→ **Written exercise**
Extract all lines in the data that contain the word "berpotongan".

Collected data
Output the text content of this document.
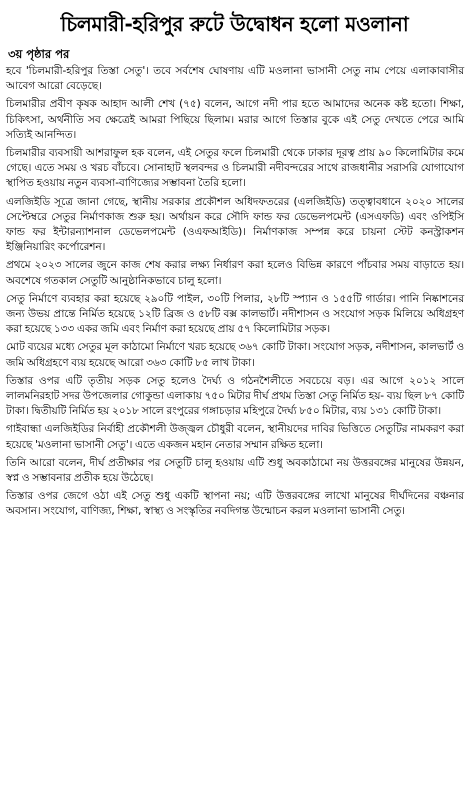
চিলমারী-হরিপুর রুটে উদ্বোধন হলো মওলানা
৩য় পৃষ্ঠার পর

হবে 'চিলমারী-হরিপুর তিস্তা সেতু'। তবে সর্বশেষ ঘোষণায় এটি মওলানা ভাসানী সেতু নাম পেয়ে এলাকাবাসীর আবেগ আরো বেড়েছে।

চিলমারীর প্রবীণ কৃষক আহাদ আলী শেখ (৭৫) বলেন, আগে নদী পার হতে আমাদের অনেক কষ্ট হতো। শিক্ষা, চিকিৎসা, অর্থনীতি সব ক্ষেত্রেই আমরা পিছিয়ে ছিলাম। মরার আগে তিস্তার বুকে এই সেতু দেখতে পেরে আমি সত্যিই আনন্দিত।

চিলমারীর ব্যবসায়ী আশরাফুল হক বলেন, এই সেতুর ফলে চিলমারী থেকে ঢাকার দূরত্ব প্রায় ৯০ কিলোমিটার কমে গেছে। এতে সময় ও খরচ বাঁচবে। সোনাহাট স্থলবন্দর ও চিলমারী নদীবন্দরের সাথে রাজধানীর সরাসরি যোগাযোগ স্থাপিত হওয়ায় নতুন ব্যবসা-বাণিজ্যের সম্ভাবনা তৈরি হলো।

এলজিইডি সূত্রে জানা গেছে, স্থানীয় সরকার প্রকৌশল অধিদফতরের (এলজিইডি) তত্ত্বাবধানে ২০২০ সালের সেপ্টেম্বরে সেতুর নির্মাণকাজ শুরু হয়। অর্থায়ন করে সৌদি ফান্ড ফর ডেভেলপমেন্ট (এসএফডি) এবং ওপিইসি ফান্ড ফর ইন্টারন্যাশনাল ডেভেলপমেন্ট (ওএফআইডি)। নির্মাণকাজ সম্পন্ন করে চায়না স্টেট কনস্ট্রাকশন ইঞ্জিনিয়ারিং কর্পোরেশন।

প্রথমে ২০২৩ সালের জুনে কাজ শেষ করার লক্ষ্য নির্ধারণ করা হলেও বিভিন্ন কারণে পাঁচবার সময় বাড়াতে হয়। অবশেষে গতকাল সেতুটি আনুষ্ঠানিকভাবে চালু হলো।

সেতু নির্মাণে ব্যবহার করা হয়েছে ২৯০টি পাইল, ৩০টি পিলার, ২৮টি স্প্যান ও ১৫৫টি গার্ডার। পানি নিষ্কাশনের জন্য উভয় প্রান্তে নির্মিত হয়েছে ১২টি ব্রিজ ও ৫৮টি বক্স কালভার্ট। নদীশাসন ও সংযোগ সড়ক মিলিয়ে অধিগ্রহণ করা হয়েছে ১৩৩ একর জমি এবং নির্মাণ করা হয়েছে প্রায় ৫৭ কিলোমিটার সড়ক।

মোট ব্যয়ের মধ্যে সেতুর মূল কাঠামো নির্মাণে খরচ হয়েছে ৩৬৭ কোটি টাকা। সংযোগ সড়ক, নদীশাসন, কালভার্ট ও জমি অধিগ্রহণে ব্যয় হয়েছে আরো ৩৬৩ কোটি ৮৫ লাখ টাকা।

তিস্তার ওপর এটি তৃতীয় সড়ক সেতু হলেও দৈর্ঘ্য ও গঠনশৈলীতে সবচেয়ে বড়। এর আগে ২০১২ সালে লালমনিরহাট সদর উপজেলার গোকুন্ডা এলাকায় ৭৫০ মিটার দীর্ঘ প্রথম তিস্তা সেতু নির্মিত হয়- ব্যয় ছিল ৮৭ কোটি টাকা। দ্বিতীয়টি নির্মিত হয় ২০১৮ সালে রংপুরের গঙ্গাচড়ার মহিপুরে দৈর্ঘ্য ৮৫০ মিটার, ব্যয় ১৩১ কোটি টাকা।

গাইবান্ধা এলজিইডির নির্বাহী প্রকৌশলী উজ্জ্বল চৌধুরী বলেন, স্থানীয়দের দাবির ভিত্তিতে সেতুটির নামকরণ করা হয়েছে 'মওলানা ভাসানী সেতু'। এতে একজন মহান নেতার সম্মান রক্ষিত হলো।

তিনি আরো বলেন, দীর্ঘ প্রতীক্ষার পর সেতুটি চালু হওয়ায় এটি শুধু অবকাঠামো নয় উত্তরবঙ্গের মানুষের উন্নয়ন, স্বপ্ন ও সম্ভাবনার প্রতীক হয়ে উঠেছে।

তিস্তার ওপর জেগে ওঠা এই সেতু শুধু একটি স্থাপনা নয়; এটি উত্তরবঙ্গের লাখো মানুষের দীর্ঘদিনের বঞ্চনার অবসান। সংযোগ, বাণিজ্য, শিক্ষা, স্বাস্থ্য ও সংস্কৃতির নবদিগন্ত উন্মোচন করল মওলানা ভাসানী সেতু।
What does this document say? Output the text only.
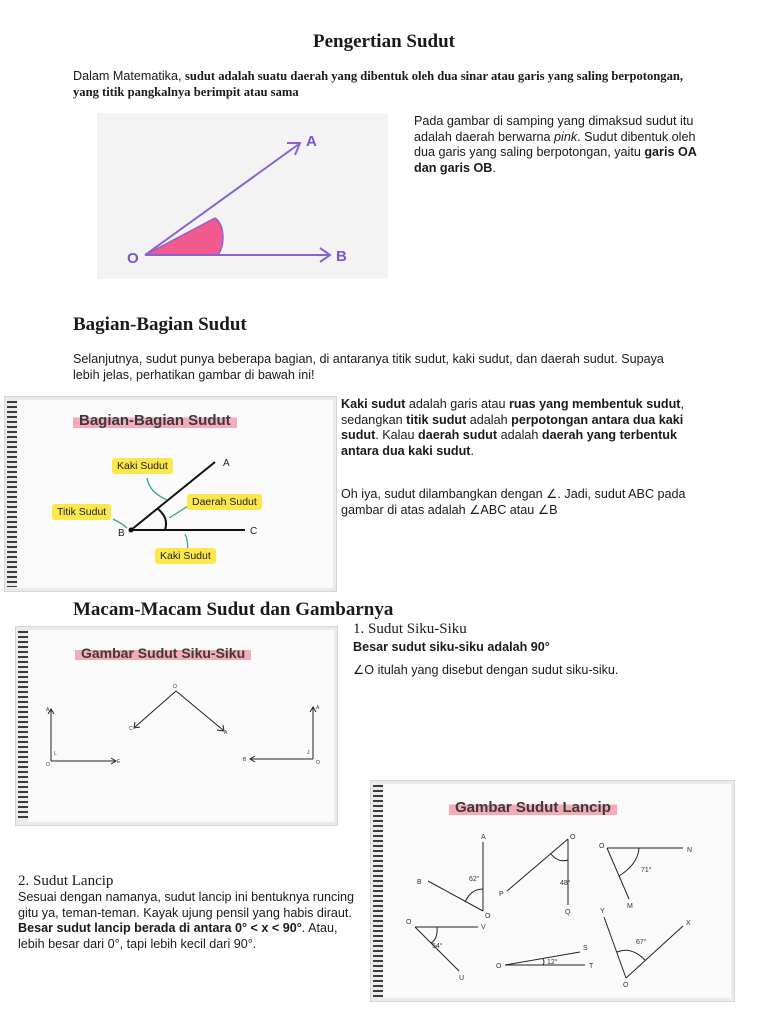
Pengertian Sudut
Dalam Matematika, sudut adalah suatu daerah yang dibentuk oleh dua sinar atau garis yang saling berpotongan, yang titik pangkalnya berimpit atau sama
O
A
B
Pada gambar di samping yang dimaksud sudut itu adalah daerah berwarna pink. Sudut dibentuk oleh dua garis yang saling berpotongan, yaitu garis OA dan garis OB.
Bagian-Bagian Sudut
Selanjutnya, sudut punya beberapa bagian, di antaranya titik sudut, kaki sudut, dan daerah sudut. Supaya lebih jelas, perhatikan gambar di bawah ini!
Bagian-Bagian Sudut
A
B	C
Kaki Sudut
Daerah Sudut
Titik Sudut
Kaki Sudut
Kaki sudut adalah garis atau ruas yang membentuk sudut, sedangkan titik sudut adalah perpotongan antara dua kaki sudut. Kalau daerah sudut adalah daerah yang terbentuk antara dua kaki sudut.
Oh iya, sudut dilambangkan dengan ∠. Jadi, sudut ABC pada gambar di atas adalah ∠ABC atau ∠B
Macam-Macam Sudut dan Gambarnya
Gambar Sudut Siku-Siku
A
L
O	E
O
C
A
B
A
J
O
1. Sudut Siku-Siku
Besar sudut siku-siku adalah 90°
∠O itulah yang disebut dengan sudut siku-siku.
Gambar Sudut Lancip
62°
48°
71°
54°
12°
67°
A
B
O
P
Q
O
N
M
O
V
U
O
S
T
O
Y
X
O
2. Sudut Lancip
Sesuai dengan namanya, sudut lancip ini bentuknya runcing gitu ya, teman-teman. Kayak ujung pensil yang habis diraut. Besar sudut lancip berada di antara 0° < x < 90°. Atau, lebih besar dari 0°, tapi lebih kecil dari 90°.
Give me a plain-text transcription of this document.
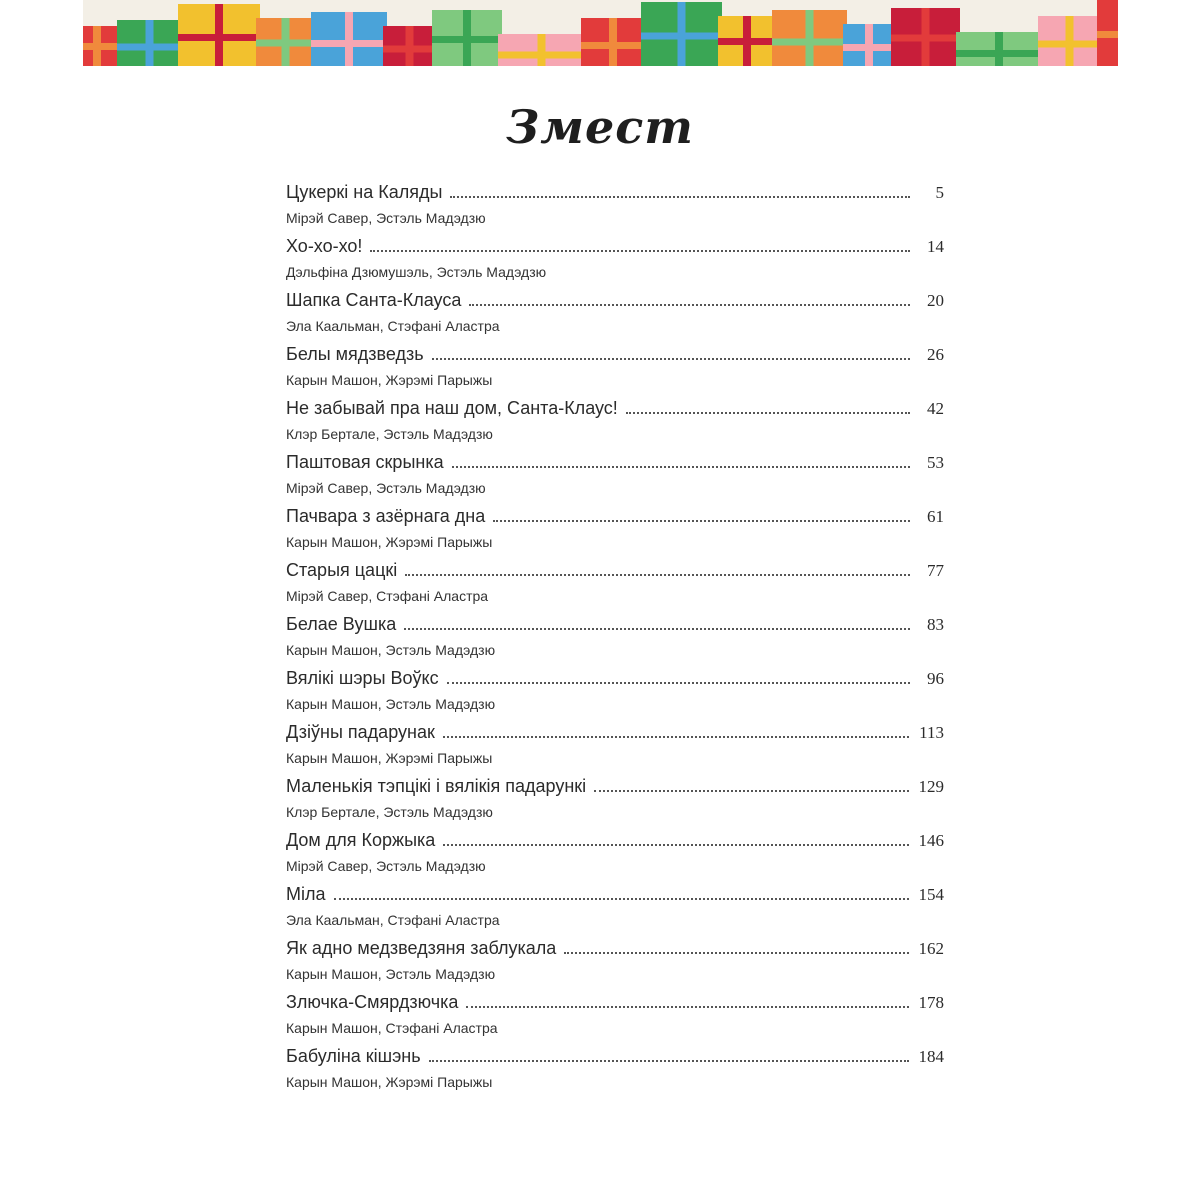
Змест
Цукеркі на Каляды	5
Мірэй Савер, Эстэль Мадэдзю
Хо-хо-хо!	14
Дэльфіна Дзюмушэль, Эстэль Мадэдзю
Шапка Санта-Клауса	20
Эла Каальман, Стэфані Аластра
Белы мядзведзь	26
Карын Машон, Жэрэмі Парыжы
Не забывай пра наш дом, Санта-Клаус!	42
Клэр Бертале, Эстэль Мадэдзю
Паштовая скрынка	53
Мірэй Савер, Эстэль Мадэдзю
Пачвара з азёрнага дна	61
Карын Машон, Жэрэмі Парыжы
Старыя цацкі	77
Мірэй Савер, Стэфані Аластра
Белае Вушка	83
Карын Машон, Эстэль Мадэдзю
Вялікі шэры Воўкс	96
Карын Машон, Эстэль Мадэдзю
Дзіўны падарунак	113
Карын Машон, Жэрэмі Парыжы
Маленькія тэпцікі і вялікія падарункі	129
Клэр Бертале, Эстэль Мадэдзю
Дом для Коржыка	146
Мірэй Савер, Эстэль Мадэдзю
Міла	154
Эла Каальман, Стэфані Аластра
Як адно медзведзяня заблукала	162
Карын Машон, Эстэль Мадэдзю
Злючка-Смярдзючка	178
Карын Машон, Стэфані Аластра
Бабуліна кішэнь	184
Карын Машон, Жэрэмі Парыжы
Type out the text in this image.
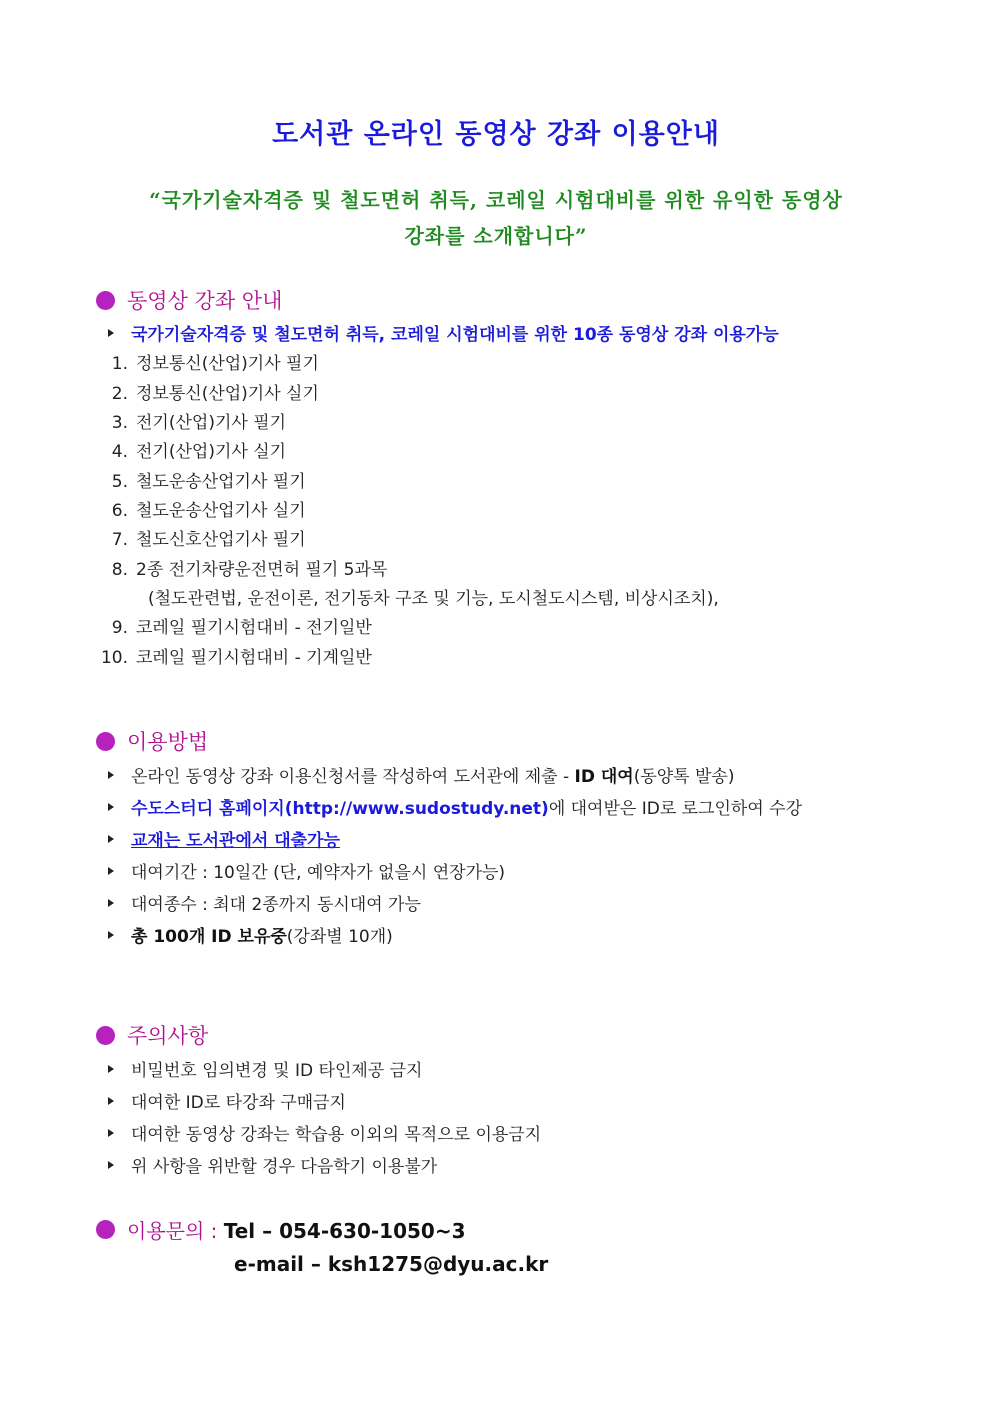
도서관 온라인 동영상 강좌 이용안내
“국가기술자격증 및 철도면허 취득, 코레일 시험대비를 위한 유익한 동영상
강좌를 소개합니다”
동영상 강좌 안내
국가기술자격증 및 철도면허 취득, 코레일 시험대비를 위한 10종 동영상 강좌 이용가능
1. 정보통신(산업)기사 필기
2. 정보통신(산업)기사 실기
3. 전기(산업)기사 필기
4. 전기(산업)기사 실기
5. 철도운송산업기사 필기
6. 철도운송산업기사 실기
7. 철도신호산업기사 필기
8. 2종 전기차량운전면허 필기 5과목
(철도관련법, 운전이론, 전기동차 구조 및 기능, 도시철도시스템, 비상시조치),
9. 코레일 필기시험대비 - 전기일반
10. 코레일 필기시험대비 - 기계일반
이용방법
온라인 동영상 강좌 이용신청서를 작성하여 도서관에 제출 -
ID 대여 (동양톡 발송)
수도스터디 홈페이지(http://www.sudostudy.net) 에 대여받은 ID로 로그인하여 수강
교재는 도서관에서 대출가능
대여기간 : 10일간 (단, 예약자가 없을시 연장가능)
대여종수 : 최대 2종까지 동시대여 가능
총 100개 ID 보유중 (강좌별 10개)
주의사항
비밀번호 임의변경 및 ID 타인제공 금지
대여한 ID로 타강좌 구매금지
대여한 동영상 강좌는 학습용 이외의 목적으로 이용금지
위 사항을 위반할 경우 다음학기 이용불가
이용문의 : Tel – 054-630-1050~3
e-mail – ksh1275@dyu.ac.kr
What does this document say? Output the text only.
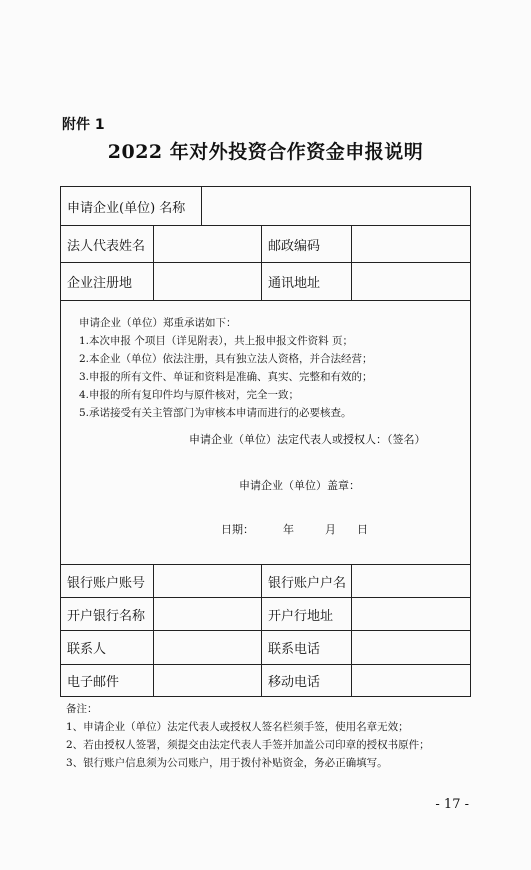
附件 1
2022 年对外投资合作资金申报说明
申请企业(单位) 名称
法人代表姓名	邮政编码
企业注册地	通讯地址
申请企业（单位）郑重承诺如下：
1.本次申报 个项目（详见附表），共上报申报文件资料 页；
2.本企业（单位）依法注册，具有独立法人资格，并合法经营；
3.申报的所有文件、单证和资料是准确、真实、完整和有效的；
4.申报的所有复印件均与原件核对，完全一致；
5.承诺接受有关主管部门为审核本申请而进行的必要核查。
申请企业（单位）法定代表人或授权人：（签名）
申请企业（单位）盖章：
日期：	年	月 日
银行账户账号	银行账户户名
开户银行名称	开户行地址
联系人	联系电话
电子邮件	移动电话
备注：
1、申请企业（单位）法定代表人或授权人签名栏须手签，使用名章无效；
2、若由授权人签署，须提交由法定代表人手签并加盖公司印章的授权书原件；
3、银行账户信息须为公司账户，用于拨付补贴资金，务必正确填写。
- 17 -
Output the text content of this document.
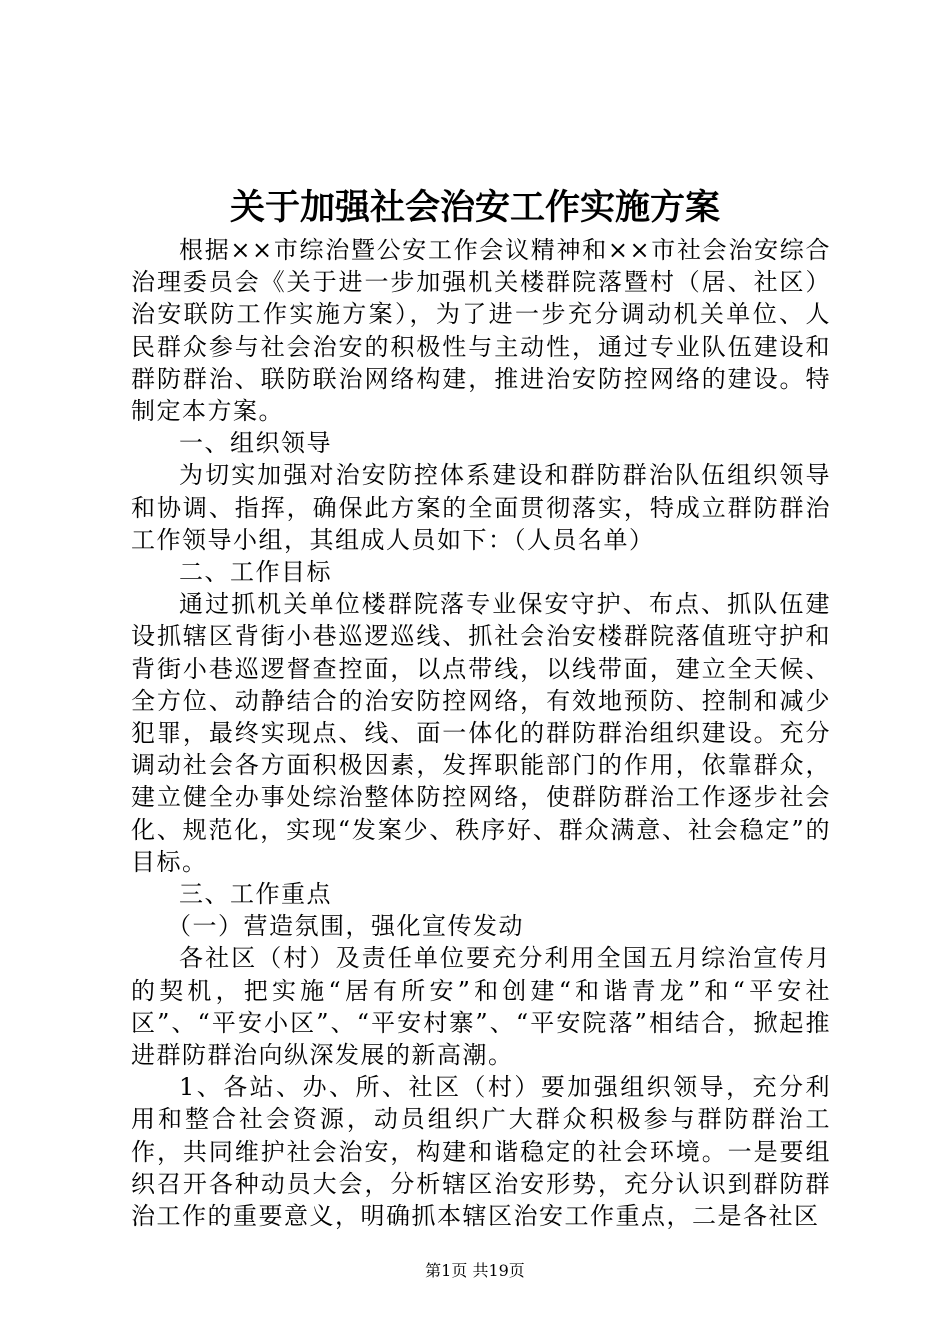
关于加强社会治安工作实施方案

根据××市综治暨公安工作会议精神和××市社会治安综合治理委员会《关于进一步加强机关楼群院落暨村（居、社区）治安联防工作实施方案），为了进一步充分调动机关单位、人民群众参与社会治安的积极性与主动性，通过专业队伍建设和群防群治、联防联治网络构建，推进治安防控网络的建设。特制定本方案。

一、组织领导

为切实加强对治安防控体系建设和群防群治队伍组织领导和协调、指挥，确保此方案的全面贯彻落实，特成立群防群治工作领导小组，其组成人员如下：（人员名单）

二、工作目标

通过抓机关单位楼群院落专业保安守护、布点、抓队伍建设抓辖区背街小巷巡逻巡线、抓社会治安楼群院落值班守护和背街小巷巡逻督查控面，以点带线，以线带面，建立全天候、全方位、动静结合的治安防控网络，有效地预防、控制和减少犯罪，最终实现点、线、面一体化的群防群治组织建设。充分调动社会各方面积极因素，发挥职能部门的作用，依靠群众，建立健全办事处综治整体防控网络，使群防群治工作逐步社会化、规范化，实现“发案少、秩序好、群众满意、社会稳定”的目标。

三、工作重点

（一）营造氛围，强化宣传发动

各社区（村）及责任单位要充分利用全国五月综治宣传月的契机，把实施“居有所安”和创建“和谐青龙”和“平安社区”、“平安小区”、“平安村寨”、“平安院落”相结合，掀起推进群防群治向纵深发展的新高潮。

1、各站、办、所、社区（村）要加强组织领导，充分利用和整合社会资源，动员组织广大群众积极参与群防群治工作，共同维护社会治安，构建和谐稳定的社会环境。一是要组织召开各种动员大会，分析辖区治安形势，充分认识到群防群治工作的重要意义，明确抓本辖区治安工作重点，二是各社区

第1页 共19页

→ **Response**
Dalam Matematika, sudut adalah suatu daerah yang dibentuk oleh dua sinar atau garis yang saling berpotongan, yang titik pangkalnya berimpit atau sama
Pada gambar di samping yang dimaksud sudut itu adalah daerah berwarna pink. Sudut dibentuk oleh dua garis yang saling berpotongan, yaitu garis OA dan garis OB.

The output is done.